Items drawn from a data source:
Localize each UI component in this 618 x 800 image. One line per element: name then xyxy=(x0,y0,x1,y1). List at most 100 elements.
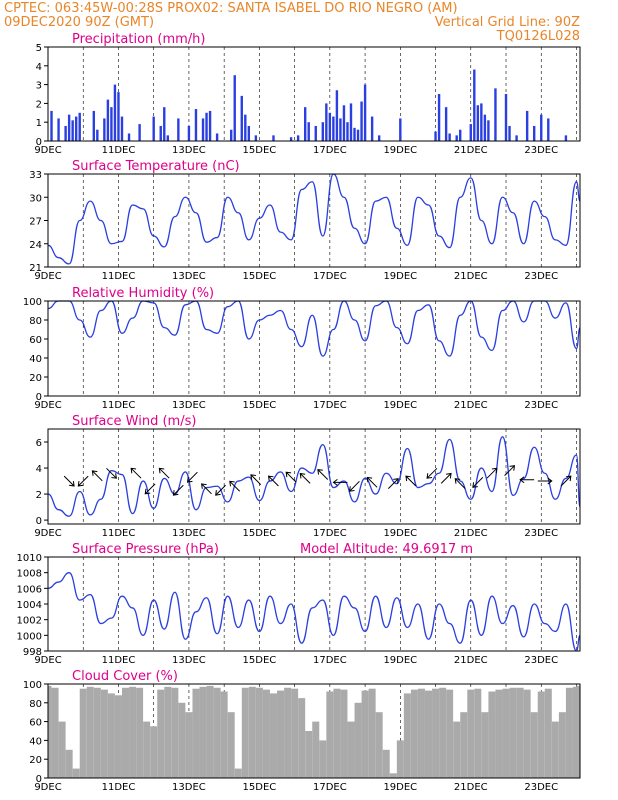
precip-bar xyxy=(459,129,462,141)
wind-x-tick-label: 11DEC xyxy=(102,528,136,539)
precip-bar xyxy=(74,116,78,141)
wind-x-tick-label: 9DEC xyxy=(34,528,61,539)
cloud-cover-column xyxy=(93,687,101,778)
precip-bar xyxy=(187,125,191,141)
precip-bar xyxy=(504,94,508,141)
precip-bar xyxy=(96,129,99,141)
wind-direction-arrow xyxy=(472,477,484,488)
cloud-cover-column xyxy=(530,712,538,778)
wind-direction-arrow xyxy=(201,483,212,495)
wind-direction-arrow xyxy=(317,469,329,480)
wind-y-tick-label: 6 xyxy=(36,438,42,449)
cloud-cover-column xyxy=(220,691,228,778)
cloud-y-tick-label: 20 xyxy=(29,755,42,766)
precip-x-tick-label: 15DEC xyxy=(243,145,277,156)
precip-bar xyxy=(110,107,113,141)
precip-bar xyxy=(67,114,71,141)
precip-panel-title: Precipitation (mm/h) xyxy=(72,32,205,47)
precip-bar xyxy=(103,118,106,141)
cloud-cover-column xyxy=(65,749,73,778)
cloud-cover-column xyxy=(417,688,425,778)
wind-direction-arrow xyxy=(440,472,452,484)
header-station-line: CPTEC: 063:45W-00:28S PROX02: SANTA ISAB… xyxy=(4,1,458,16)
precip-bar xyxy=(230,129,233,141)
precip-bar xyxy=(335,90,339,141)
cloud-cover-column xyxy=(122,687,130,778)
cloud-cover-column xyxy=(389,773,397,778)
precip-x-tick-label: 19DEC xyxy=(383,145,417,156)
wind-direction-arrow xyxy=(387,478,399,489)
cloud-cover-column xyxy=(495,689,503,778)
cloud-cover-column xyxy=(474,688,482,778)
pressure-x-tick-label: 13DEC xyxy=(172,655,206,666)
temperature-x-tick-label: 23DEC xyxy=(524,271,558,282)
humidity-x-tick-label: 9DEC xyxy=(34,400,61,411)
precip-bar xyxy=(163,107,166,141)
cloud-cover-column xyxy=(100,689,108,778)
wind-y-tick-label: 0 xyxy=(36,516,42,527)
cloud-cover-column xyxy=(241,687,249,778)
header-grid-line-note: Vertical Grid Line: 90Z xyxy=(435,15,580,30)
precip-bar xyxy=(399,118,402,141)
wind-direction-arrow xyxy=(299,472,311,484)
cloud-cover-column xyxy=(192,688,200,778)
precip-bar xyxy=(57,118,60,141)
precip-x-tick-label: 9DEC xyxy=(34,145,61,156)
panel-wind: 0 2 4 6 9DEC 11DEC 13DEC 15DEC 17DEC 19DEC 21DEC 23… xyxy=(34,414,581,539)
cloud-cover-column xyxy=(481,712,489,778)
header-run-date: 09DEC2020 90Z (GMT) xyxy=(4,15,154,30)
cloud-cover-column xyxy=(446,689,454,778)
cloud-cover-column xyxy=(178,702,186,778)
wind-direction-arrow xyxy=(91,470,103,482)
precip-bar xyxy=(353,127,356,141)
cloud-cover-column xyxy=(107,693,115,778)
precip-y-tick-label: 0 xyxy=(36,137,42,148)
precip-x-tick-label: 13DEC xyxy=(172,145,206,156)
precip-bar xyxy=(92,110,96,141)
wind-direction-arrow xyxy=(172,484,184,496)
cloud-cover-column xyxy=(439,687,447,778)
precip-bar xyxy=(289,137,293,141)
cloud-x-tick-label: 19DEC xyxy=(383,782,417,793)
cloud-cover-column xyxy=(79,688,87,778)
cloud-cover-column xyxy=(234,768,242,778)
temperature-y-tick-label: 24 xyxy=(29,240,42,251)
temperature-y-tick-label: 30 xyxy=(29,193,42,204)
precip-bar xyxy=(494,88,497,141)
cloud-cover-column xyxy=(488,691,496,778)
precip-bar xyxy=(177,118,180,141)
cloud-y-tick-label: 60 xyxy=(29,718,42,729)
wind-y-tick-label: 4 xyxy=(36,464,42,475)
wind-direction-arrow xyxy=(537,477,553,485)
cloud-cover-column xyxy=(425,690,433,778)
precip-bar xyxy=(515,135,518,141)
precip-bar xyxy=(138,124,141,141)
cloud-cover-column xyxy=(551,721,559,778)
pressure-y-tick-label: 1000 xyxy=(17,631,42,642)
cloud-panel-title: Cloud Cover (%) xyxy=(72,669,178,684)
humidity-y-tick-label: 0 xyxy=(36,392,42,403)
cloud-cover-column xyxy=(51,687,59,778)
precip-bar xyxy=(78,112,81,141)
humidity-x-tick-label: 19DEC xyxy=(383,400,417,411)
cloud-cover-column xyxy=(467,689,475,778)
cloud-x-tick-label: 17DEC xyxy=(313,782,347,793)
cloud-cover-column xyxy=(58,721,66,778)
cloud-y-tick-label: 40 xyxy=(29,736,42,747)
cloud-cover-column xyxy=(537,691,545,778)
header-model-id: TQ0126L028 xyxy=(496,29,580,44)
precip-bar xyxy=(244,114,247,141)
wind-direction-arrow xyxy=(454,478,466,489)
cloud-cover-column xyxy=(460,712,468,778)
cloud-cover-column xyxy=(326,691,334,778)
pressure-y-tick-label: 1006 xyxy=(17,584,42,595)
precip-bar xyxy=(540,114,543,141)
cloud-cover-column xyxy=(291,688,299,778)
precip-bar xyxy=(437,94,441,141)
model-altitude-annotation: Model Altitude: 49.6917 m xyxy=(300,542,473,557)
panel-temperature: 21 24 27 30 33 9DEC 11DEC 13DEC 15DEC 17DEC 19DEC 2… xyxy=(29,159,581,282)
wind-direction-arrow xyxy=(106,467,117,479)
temperature-y-tick-label: 27 xyxy=(29,217,42,228)
humidity-y-tick-label: 80 xyxy=(29,316,42,327)
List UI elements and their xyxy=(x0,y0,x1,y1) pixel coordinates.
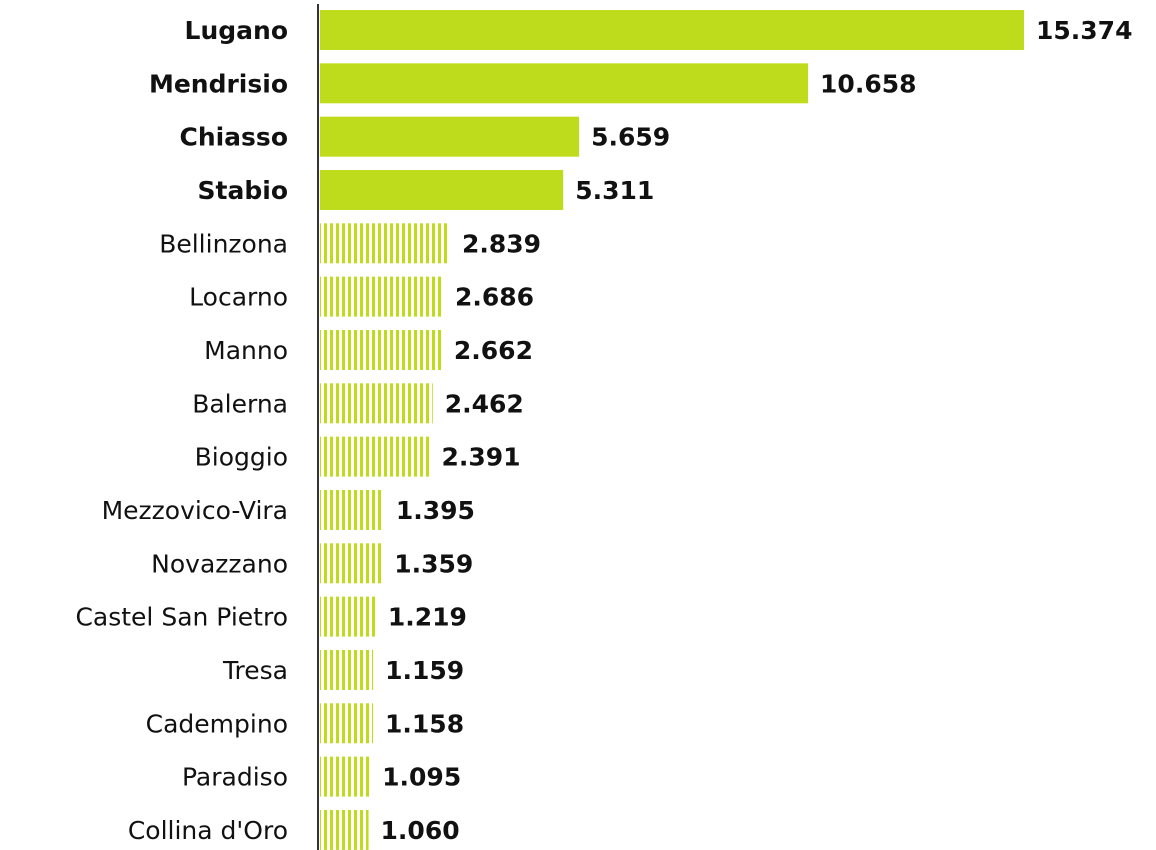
bar xyxy=(320,116,580,157)
bar xyxy=(320,223,451,264)
value-label: 5.659 xyxy=(591,123,670,152)
bar xyxy=(320,596,376,637)
value-label: 1.359 xyxy=(394,549,473,578)
bar xyxy=(320,703,374,744)
bar xyxy=(320,809,369,850)
category-label: Bellinzona xyxy=(159,229,288,258)
bar xyxy=(320,63,809,104)
bar xyxy=(320,756,371,797)
value-label: 2.686 xyxy=(455,283,534,312)
value-label: 10.658 xyxy=(820,69,916,98)
bar xyxy=(320,489,384,530)
bar xyxy=(320,10,1024,50)
bar xyxy=(320,329,442,370)
bar xyxy=(320,649,374,690)
category-label: Stabio xyxy=(198,176,288,205)
bar xyxy=(320,169,564,210)
bar xyxy=(320,543,383,584)
category-label: Mendrisio xyxy=(149,69,288,98)
category-label: Paradiso xyxy=(182,763,288,792)
bar xyxy=(320,436,430,477)
category-label: Castel San Pietro xyxy=(75,603,288,632)
category-label: Locarno xyxy=(189,283,288,312)
value-label: 15.374 xyxy=(1036,16,1132,45)
category-label: Novazzano xyxy=(151,549,288,578)
bar xyxy=(320,383,433,424)
category-label: Manno xyxy=(204,336,288,365)
category-label: Balerna xyxy=(192,389,288,418)
category-label: Lugano xyxy=(185,16,288,45)
category-label: Mezzovico-Vira xyxy=(102,496,288,525)
value-label: 1.395 xyxy=(396,496,475,525)
value-label: 1.158 xyxy=(385,709,464,738)
category-label: Collina d'Oro xyxy=(128,816,288,845)
value-label: 1.060 xyxy=(381,816,460,845)
value-label: 1.219 xyxy=(388,603,467,632)
value-label: 2.662 xyxy=(454,336,533,365)
value-label: 2.462 xyxy=(445,389,524,418)
value-label: 1.159 xyxy=(385,656,464,685)
category-label: Tresa xyxy=(222,656,288,685)
value-label: 1.095 xyxy=(382,763,461,792)
category-label: Chiasso xyxy=(179,123,288,152)
category-label: Cadempino xyxy=(146,709,288,738)
value-label: 2.839 xyxy=(462,229,541,258)
value-label: 5.311 xyxy=(575,176,654,205)
bar xyxy=(320,276,443,317)
category-label: Bioggio xyxy=(195,443,288,472)
value-label: 2.391 xyxy=(441,443,520,472)
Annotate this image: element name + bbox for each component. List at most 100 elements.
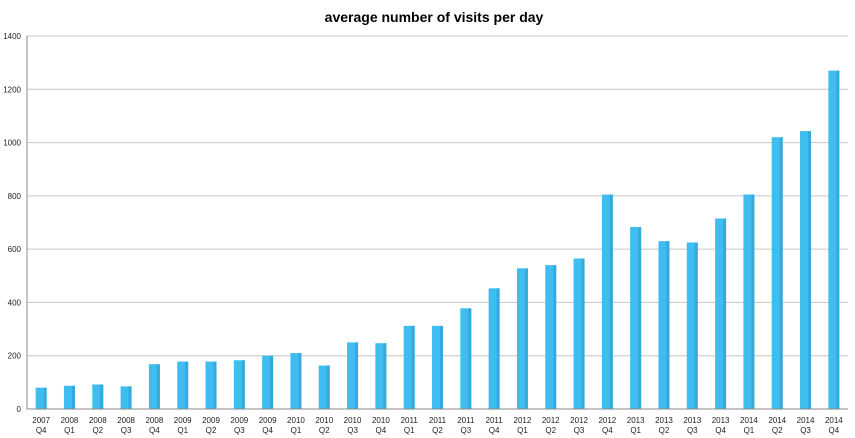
x-tick-label: 2011 Q3 [457, 416, 475, 435]
x-tick-quarter: Q4 [829, 426, 840, 435]
bar [686, 242, 698, 409]
x-tick-year: 2012 [514, 416, 532, 425]
bar [35, 387, 47, 409]
x-tick-label: 2012 Q3 [570, 416, 588, 435]
bar-shade [751, 194, 755, 409]
x-tick-quarter: Q1 [517, 426, 528, 435]
bar [318, 365, 330, 409]
y-axis-ticks: 0 200 400 600 800 1000 1200 1400 [3, 32, 21, 414]
bar-shade [185, 361, 189, 409]
bar [92, 384, 104, 409]
x-tick-quarter: Q1 [404, 426, 415, 435]
x-tick-year: 2013 [655, 416, 673, 425]
x-tick-quarter: Q3 [687, 426, 698, 435]
x-tick-year: 2013 [712, 416, 730, 425]
x-tick-quarter: Q2 [659, 426, 670, 435]
bar-face [347, 342, 359, 409]
bar-shade [553, 265, 557, 409]
bar [432, 325, 443, 409]
chart-title: average number of visits per day [325, 9, 544, 25]
x-tick-label: 2009 Q2 [202, 416, 220, 435]
x-tick-label: 2011 Q2 [429, 416, 447, 435]
bar-shade [326, 365, 330, 409]
bar-face [601, 194, 613, 409]
x-tick-year: 2012 [570, 416, 588, 425]
y-tick-label: 200 [8, 352, 22, 361]
x-tick-label: 2013 Q1 [627, 416, 645, 435]
bar [800, 131, 812, 410]
bar-shade [808, 131, 812, 410]
x-tick-year: 2009 [230, 416, 248, 425]
bar-face [630, 227, 642, 409]
bar-face [120, 386, 132, 409]
x-tick-year: 2012 [598, 416, 616, 425]
x-tick-label: 2007 Q4 [32, 416, 50, 435]
bar-face [375, 343, 387, 409]
x-tick-label: 2009 Q3 [230, 416, 248, 435]
x-tick-label: 2008 Q2 [89, 416, 107, 435]
bar-face [205, 361, 217, 409]
x-tick-label: 2013 Q2 [655, 416, 673, 435]
bar-shade [496, 288, 500, 409]
x-tick-quarter: Q1 [630, 426, 641, 435]
x-tick-quarter: Q4 [149, 426, 160, 435]
x-tick-year: 2010 [287, 416, 305, 425]
x-tick-year: 2007 [32, 416, 50, 425]
bar [233, 360, 245, 409]
x-tick-year: 2014 [768, 416, 786, 425]
x-tick-quarter: Q2 [206, 426, 217, 435]
bar [828, 70, 840, 409]
bar-face [432, 325, 443, 409]
bar-face [63, 385, 75, 409]
bar-face [177, 361, 189, 409]
bar-face [516, 268, 528, 409]
x-tick-year: 2008 [61, 416, 79, 425]
x-tick-label: 2008 Q3 [117, 416, 135, 435]
x-tick-quarter: Q2 [432, 426, 443, 435]
bar-face [828, 70, 840, 409]
bar-shade [836, 70, 840, 409]
bar-shade [213, 361, 217, 409]
x-tick-label: 2010 Q1 [287, 416, 305, 435]
bar-shade [524, 268, 528, 409]
x-tick-label: 2011 Q1 [401, 416, 419, 435]
y-tick-label: 400 [8, 298, 22, 307]
bar [347, 342, 359, 409]
x-tick-year: 2014 [797, 416, 815, 425]
bar-face [743, 194, 755, 409]
bar [375, 343, 387, 409]
y-tick-label: 0 [17, 405, 22, 414]
bar-shade [779, 137, 783, 409]
x-tick-year: 2014 [825, 416, 843, 425]
bar [177, 361, 189, 409]
bar [148, 364, 160, 409]
x-tick-year: 2010 [372, 416, 390, 425]
bar [545, 265, 557, 409]
bar-shade [71, 385, 75, 409]
x-tick-label: 2010 Q4 [372, 416, 390, 435]
bar [573, 258, 585, 409]
x-tick-label: 2009 Q4 [259, 416, 277, 435]
bar [601, 194, 613, 409]
bar-face [460, 308, 472, 409]
x-tick-label: 2008 Q1 [61, 416, 79, 435]
bar-face [35, 387, 47, 409]
x-tick-year: 2010 [344, 416, 362, 425]
x-tick-year: 2013 [627, 416, 645, 425]
y-tick-label: 1400 [3, 32, 21, 41]
bar [715, 218, 727, 409]
x-tick-quarter: Q3 [347, 426, 358, 435]
x-tick-quarter: Q2 [92, 426, 103, 435]
bar-face [573, 258, 585, 409]
bar-shade [270, 355, 274, 409]
x-tick-year: 2012 [542, 416, 560, 425]
bar [771, 137, 783, 409]
bar-shade [298, 353, 302, 409]
bar-shade [411, 325, 415, 409]
bar-face [488, 288, 500, 409]
x-tick-quarter: Q3 [121, 426, 132, 435]
x-tick-year: 2011 [486, 416, 504, 425]
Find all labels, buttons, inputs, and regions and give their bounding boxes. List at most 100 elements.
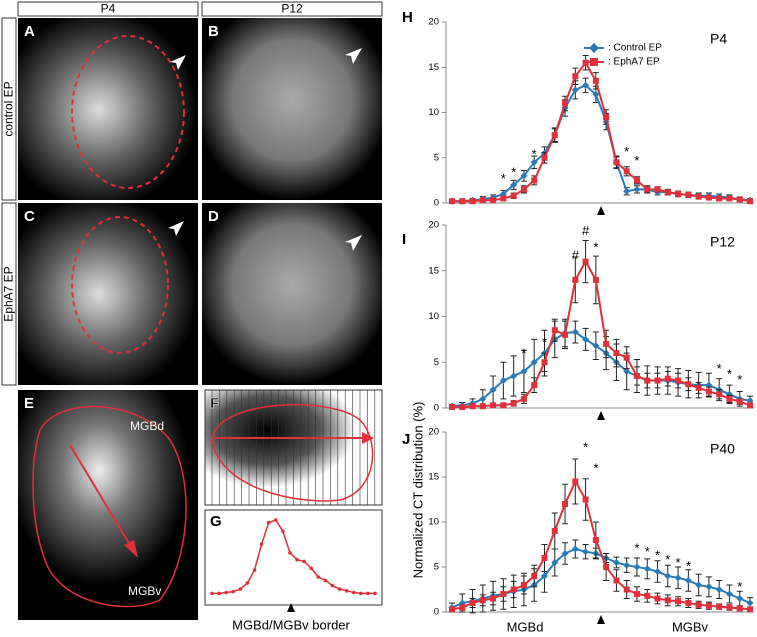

**Task goal:** Reproduce word for word the run of lines in the records above that begins with the line containing "x-tick-label: 2011 Q3 [457, 416, 475, 435]" and ends with the line containing "bar-face [375, 343, 387, 409]", including both of those lines.

**Written reply:**
x-tick-label: 2011 Q3 [457, 416, 475, 435]
x-tick-quarter: Q4 [829, 426, 840, 435]
bar [686, 242, 698, 409]
x-tick-year: 2012 [514, 416, 532, 425]
bar [35, 387, 47, 409]
x-tick-label: 2012 Q3 [570, 416, 588, 435]
bar-shade [751, 194, 755, 409]
x-tick-quarter: Q1 [517, 426, 528, 435]
bar [318, 365, 330, 409]
y-axis-ticks: 0 200 400 600 800 1000 1200 1400 [3, 32, 21, 414]
bar-shade [185, 361, 189, 409]
bar [92, 384, 104, 409]
x-tick-quarter: Q1 [404, 426, 415, 435]
x-tick-year: 2013 [655, 416, 673, 425]
x-tick-quarter: Q3 [687, 426, 698, 435]
x-tick-year: 2013 [712, 416, 730, 425]
x-tick-quarter: Q2 [659, 426, 670, 435]
bar-face [347, 342, 359, 409]
bar-shade [553, 265, 557, 409]
bar [432, 325, 443, 409]
chart-title: average number of visits per day [325, 9, 544, 25]
x-tick-label: 2009 Q2 [202, 416, 220, 435]
x-tick-label: 2011 Q2 [429, 416, 447, 435]
bar-shade [326, 365, 330, 409]
bar-face [601, 194, 613, 409]
x-tick-year: 2012 [570, 416, 588, 425]
y-tick-label: 200 [8, 352, 22, 361]
x-tick-label: 2013 Q1 [627, 416, 645, 435]
bar [800, 131, 812, 410]
bar-shade [808, 131, 812, 410]
x-tick-year: 2009 [230, 416, 248, 425]
bar-face [630, 227, 642, 409]
bar-face [120, 386, 132, 409]
x-tick-year: 2012 [598, 416, 616, 425]
x-tick-label: 2007 Q4 [32, 416, 50, 435]
bar-face [375, 343, 387, 409]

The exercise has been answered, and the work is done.